- Data provided -
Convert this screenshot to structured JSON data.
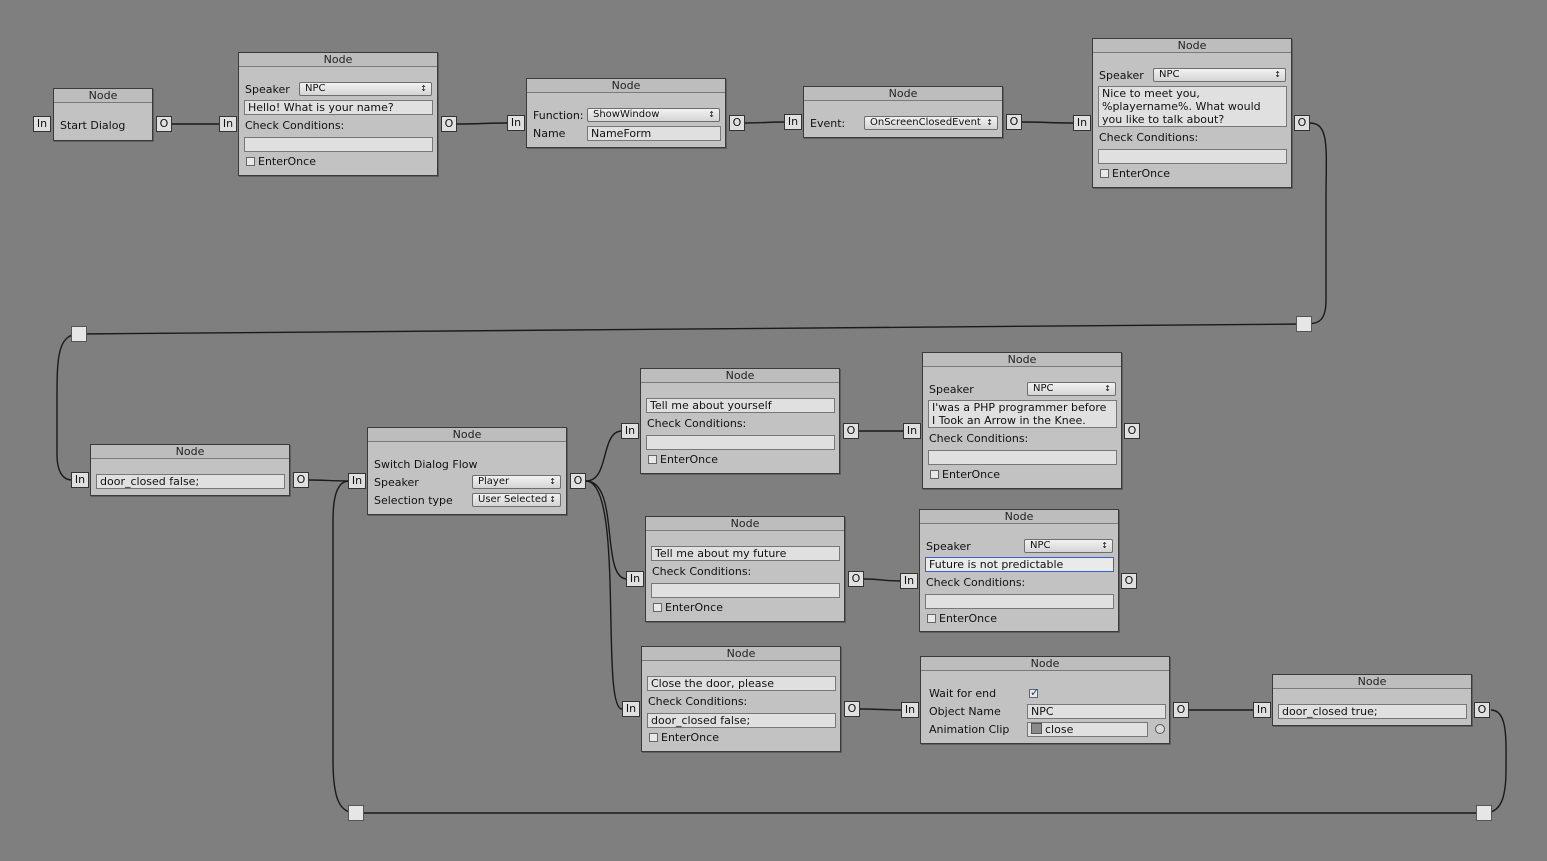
{
  "node_title": "Node",
  "port_in": "In",
  "port_out": "O",
  "labels": {
    "speaker": "Speaker",
    "check_conditions": "Check Conditions:",
    "enter_once": "EnterOnce",
    "function": "Function:",
    "name": "Name",
    "event": "Event:",
    "switch_flow": "Switch Dialog Flow",
    "selection_type": "Selection type",
    "wait_for_end": "Wait for end",
    "object_name": "Object Name",
    "animation_clip": "Animation Clip"
  },
  "nodes": {
    "start": {
      "label": "Start Dialog"
    },
    "greet": {
      "speaker": "NPC",
      "text": "Hello! What is your name?",
      "conditions": "",
      "enter_once": false
    },
    "func": {
      "function": "ShowWindow",
      "name": "NameForm"
    },
    "event": {
      "event": "OnScreenClosedEvent"
    },
    "meet": {
      "speaker": "NPC",
      "text": "Nice to meet you, %playername%. What would you like to talk about?",
      "conditions": "",
      "enter_once": false
    },
    "door_set": {
      "code": "door_closed false;"
    },
    "switch": {
      "speaker": "Player",
      "selection_type": "User Selected"
    },
    "opt1": {
      "text": "Tell me about yourself",
      "conditions": "",
      "enter_once": false
    },
    "resp1": {
      "speaker": "NPC",
      "text": "I'was a PHP programmer before I Took an Arrow in the Knee.",
      "conditions": "",
      "enter_once": false
    },
    "opt2": {
      "text": "Tell me about my future",
      "conditions": "",
      "enter_once": false
    },
    "resp2": {
      "speaker": "NPC",
      "text": "Future is not predictable",
      "conditions": "",
      "enter_once": false
    },
    "opt3": {
      "text": "Close the door, please",
      "conditions": "door_closed false;",
      "enter_once": false
    },
    "anim": {
      "wait_for_end": true,
      "object_name": "NPC",
      "clip": "close"
    },
    "door_end": {
      "code": "door_closed true;"
    }
  }
}
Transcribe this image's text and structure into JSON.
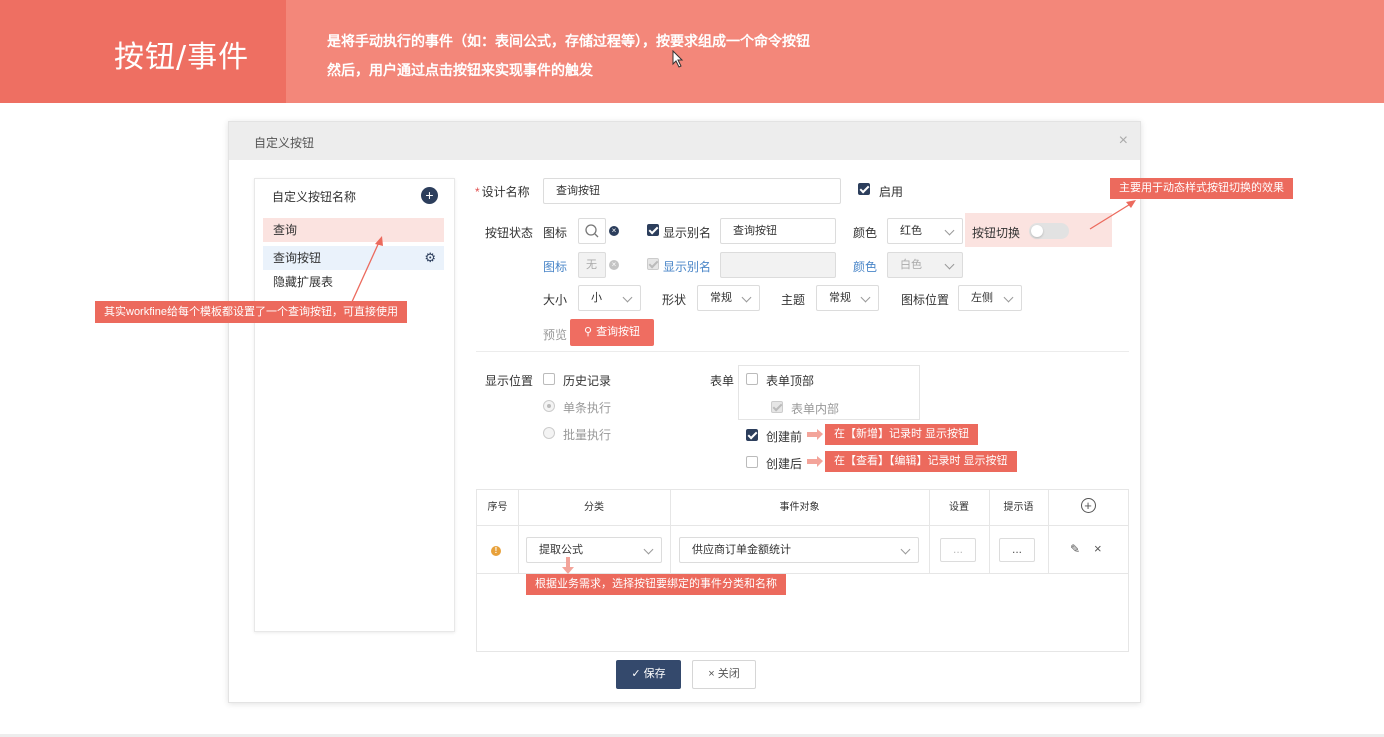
{
  "banner": {
    "title": "按钮/事件",
    "line1": "是将手动执行的事件（如：表间公式，存储过程等），按要求组成一个命令按钮",
    "line2": "然后，用户通过点击按钮来实现事件的触发"
  },
  "dialog": {
    "title": "自定义按钮",
    "close": "×"
  },
  "left_panel": {
    "title": "自定义按钮名称",
    "add": "+",
    "items": [
      {
        "label": "查询"
      },
      {
        "label": "查询按钮"
      },
      {
        "label": "隐藏扩展表"
      }
    ]
  },
  "form": {
    "design_name_label": "设计名称",
    "required_mark": "*",
    "design_name_value": "查询按钮",
    "enable_label": "启用",
    "button_state_label": "按钮状态",
    "icon_label": "图标",
    "show_alias_label": "显示别名",
    "alias_value": "查询按钮",
    "color_label": "颜色",
    "color_value": "红色",
    "toggle_label": "按钮切换",
    "icon_label_2": "图标",
    "icon_value_2": "无",
    "show_alias_label_2": "显示别名",
    "color_label_2": "颜色",
    "color_value_2": "白色",
    "size_label": "大小",
    "size_value": "小",
    "shape_label": "形状",
    "shape_value": "常规",
    "theme_label": "主题",
    "theme_value": "常规",
    "icon_pos_label": "图标位置",
    "icon_pos_value": "左侧",
    "preview_label": "预览",
    "preview_button": "查询按钮",
    "display_pos_label": "显示位置",
    "history_label": "历史记录",
    "single_exec": "单条执行",
    "batch_exec": "批量执行",
    "form_label": "表单",
    "form_top": "表单顶部",
    "form_inside": "表单内部",
    "before_create": "创建前",
    "after_create": "创建后"
  },
  "table": {
    "headers": [
      "序号",
      "分类",
      "事件对象",
      "设置",
      "提示语"
    ],
    "add_icon": "+",
    "row": {
      "index_icon": "!",
      "category": "提取公式",
      "event_object": "供应商订单金额统计",
      "settings": "...",
      "tip": "..."
    }
  },
  "callouts": {
    "toggle_note": "主要用于动态样式按钮切换的效果",
    "left_note": "其实workfine给每个模板都设置了一个查询按钮，可直接使用",
    "before_note": "在【新增】记录时 显示按钮",
    "after_note": "在【查看】【编辑】记录时 显示按钮",
    "category_note": "根据业务需求，选择按钮要绑定的事件分类和名称"
  },
  "footer": {
    "save": "保存",
    "close": "关闭"
  },
  "colors": {
    "banner": "#f3877a",
    "banner_title_bg": "#ee6f62",
    "primary": "#2c3e5c",
    "accent": "#ef6d61"
  }
}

- The exercise -
Leave out the pictures and print each record exactly as it stands.

- The solution -
Convert this screenshot to structured JSON data.
{
  "node_title": "Node",
  "port_in": "In",
  "port_out": "O",
  "labels": {
    "speaker": "Speaker",
    "check_conditions": "Check Conditions:",
    "enter_once": "EnterOnce",
    "function": "Function:",
    "name": "Name",
    "event": "Event:",
    "switch_flow": "Switch Dialog Flow",
    "selection_type": "Selection type",
    "wait_for_end": "Wait for end",
    "object_name": "Object Name",
    "animation_clip": "Animation Clip"
  },
  "nodes": {
    "start": {
      "label": "Start Dialog"
    },
    "greet": {
      "speaker": "NPC",
      "text": "Hello! What is your name?",
      "conditions": "",
      "enter_once": false
    },
    "func": {
      "function": "ShowWindow",
      "name": "NameForm"
    },
    "event": {
      "event": "OnScreenClosedEvent"
    },
    "meet": {
      "speaker": "NPC",
      "text": "Nice to meet you, %playername%. What would you like to talk about?",
      "conditions": "",
      "enter_once": false
    },
    "door_set": {
      "code": "door_closed false;"
    },
    "switch": {
      "speaker": "Player",
      "selection_type": "User Selected"
    },
    "opt1": {
      "text": "Tell me about yourself",
      "conditions": "",
      "enter_once": false
    },
    "resp1": {
      "speaker": "NPC",
      "text": "I'was a PHP programmer before I Took an Arrow in the Knee.",
      "conditions": "",
      "enter_once": false
    },
    "opt2": {
      "text": "Tell me about my future",
      "conditions": "",
      "enter_once": false
    },
    "resp2": {
      "speaker": "NPC",
      "text": "Future is not predictable",
      "conditions": "",
      "enter_once": false
    },
    "opt3": {
      "text": "Close the door, please",
      "conditions": "door_closed false;",
      "enter_once": false
    },
    "anim": {
      "wait_for_end": true,
      "object_name": "NPC",
      "clip": "close"
    },
    "door_end": {
      "code": "door_closed true;"
    }
  }
}
Transcribe this image's text and structure into JSON.
{
  "banner": {
    "title": "按钮/事件",
    "line1": "是将手动执行的事件（如：表间公式，存储过程等），按要求组成一个命令按钮",
    "line2": "然后，用户通过点击按钮来实现事件的触发"
  },
  "dialog": {
    "title": "自定义按钮",
    "close": "×"
  },
  "left_panel": {
    "title": "自定义按钮名称",
    "add": "+",
    "items": [
      {
        "label": "查询"
      },
      {
        "label": "查询按钮"
      },
      {
        "label": "隐藏扩展表"
      }
    ]
  },
  "form": {
    "design_name_label": "设计名称",
    "required_mark": "*",
    "design_name_value": "查询按钮",
    "enable_label": "启用",
    "button_state_label": "按钮状态",
    "icon_label": "图标",
    "show_alias_label": "显示别名",
    "alias_value": "查询按钮",
    "color_label": "颜色",
    "color_value": "红色",
    "toggle_label": "按钮切换",
    "icon_label_2": "图标",
    "icon_value_2": "无",
    "show_alias_label_2": "显示别名",
    "color_label_2": "颜色",
    "color_value_2": "白色",
    "size_label": "大小",
    "size_value": "小",
    "shape_label": "形状",
    "shape_value": "常规",
    "theme_label": "主题",
    "theme_value": "常规",
    "icon_pos_label": "图标位置",
    "icon_pos_value": "左侧",
    "preview_label": "预览",
    "preview_button": "查询按钮",
    "display_pos_label": "显示位置",
    "history_label": "历史记录",
    "single_exec": "单条执行",
    "batch_exec": "批量执行",
    "form_label": "表单",
    "form_top": "表单顶部",
    "form_inside": "表单内部",
    "before_create": "创建前",
    "after_create": "创建后"
  },
  "table": {
    "headers": [
      "序号",
      "分类",
      "事件对象",
      "设置",
      "提示语"
    ],
    "add_icon": "+",
    "row": {
      "index_icon": "!",
      "category": "提取公式",
      "event_object": "供应商订单金额统计",
      "settings": "...",
      "tip": "..."
    }
  },
  "callouts": {
    "toggle_note": "主要用于动态样式按钮切换的效果",
    "left_note": "其实workfine给每个模板都设置了一个查询按钮，可直接使用",
    "before_note": "在【新增】记录时 显示按钮",
    "after_note": "在【查看】【编辑】记录时 显示按钮",
    "category_note": "根据业务需求，选择按钮要绑定的事件分类和名称"
  },
  "footer": {
    "save": "保存",
    "close": "关闭"
  },
  "colors": {
    "banner": "#f3877a",
    "banner_title_bg": "#ee6f62",
    "primary": "#2c3e5c",
    "accent": "#ef6d61"
  }
}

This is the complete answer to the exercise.